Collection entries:
------------------------------------

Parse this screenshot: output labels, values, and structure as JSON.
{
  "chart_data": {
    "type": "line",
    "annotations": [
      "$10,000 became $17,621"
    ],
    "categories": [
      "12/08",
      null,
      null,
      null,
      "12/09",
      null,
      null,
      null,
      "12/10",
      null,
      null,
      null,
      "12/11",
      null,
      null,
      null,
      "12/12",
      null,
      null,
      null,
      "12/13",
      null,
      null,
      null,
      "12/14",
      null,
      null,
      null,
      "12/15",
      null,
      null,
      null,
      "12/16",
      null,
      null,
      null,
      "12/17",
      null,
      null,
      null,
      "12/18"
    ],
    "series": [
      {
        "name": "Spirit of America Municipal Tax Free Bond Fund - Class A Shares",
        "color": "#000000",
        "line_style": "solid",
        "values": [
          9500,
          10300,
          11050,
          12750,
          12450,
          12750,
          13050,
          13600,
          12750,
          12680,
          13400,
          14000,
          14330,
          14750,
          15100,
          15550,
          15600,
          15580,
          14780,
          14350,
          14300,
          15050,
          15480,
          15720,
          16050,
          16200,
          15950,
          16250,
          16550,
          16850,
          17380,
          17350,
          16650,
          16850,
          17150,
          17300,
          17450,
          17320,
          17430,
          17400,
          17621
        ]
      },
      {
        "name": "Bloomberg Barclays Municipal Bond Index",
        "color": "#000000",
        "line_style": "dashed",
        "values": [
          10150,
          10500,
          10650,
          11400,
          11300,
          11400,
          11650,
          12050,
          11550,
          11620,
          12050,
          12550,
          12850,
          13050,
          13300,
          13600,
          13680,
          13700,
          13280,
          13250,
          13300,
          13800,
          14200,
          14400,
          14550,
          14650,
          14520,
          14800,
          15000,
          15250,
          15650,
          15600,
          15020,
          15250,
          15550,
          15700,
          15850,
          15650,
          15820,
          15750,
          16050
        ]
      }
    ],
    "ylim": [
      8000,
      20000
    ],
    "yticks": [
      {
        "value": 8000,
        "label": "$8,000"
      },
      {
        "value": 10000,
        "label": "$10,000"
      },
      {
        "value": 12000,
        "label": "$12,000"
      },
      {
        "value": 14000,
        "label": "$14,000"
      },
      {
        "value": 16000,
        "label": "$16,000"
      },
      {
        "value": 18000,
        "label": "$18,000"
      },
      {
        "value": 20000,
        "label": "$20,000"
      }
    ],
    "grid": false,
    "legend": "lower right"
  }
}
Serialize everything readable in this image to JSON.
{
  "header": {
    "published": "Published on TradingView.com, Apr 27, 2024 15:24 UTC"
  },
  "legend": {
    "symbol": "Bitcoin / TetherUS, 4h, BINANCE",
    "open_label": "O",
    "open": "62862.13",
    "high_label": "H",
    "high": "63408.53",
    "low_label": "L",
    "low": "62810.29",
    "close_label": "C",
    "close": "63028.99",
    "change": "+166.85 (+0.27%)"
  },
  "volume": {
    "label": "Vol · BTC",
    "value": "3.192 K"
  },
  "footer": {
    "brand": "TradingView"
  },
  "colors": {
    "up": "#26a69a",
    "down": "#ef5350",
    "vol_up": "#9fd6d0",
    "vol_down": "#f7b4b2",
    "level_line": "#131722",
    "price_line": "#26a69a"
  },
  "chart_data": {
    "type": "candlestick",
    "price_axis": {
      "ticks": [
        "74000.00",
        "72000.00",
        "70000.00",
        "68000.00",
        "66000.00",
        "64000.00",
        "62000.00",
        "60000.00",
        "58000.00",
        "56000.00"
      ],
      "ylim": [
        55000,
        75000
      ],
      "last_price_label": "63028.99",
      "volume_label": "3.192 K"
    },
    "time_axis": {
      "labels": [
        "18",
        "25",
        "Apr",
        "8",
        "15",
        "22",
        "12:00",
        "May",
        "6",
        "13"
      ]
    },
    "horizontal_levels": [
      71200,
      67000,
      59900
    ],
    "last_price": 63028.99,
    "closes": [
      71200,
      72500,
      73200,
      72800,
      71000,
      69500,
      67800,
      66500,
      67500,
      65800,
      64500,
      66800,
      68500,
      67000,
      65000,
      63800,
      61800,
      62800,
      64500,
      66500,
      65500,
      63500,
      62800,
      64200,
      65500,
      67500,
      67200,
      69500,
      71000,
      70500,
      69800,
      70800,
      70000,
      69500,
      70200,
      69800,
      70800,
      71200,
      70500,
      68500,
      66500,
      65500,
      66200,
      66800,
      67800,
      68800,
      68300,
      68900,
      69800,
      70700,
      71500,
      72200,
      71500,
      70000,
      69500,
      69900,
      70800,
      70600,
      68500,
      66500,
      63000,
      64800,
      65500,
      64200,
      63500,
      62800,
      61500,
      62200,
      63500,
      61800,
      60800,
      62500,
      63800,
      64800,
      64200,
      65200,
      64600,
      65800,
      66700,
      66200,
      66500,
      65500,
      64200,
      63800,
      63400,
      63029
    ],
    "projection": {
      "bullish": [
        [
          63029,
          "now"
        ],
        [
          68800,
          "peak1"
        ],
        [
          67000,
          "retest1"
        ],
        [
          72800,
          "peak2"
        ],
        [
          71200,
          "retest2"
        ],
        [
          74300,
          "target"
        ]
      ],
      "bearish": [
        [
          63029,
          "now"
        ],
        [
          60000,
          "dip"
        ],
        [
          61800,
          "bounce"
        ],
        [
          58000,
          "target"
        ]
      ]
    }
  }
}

------------------------------------

Task requirements.
Copy out each line of the records where the string "JSON" appears.

Exercise output.
Parse this screenshot: output labels, values, and structure as JSON.
Serialize everything readable in this image to JSON.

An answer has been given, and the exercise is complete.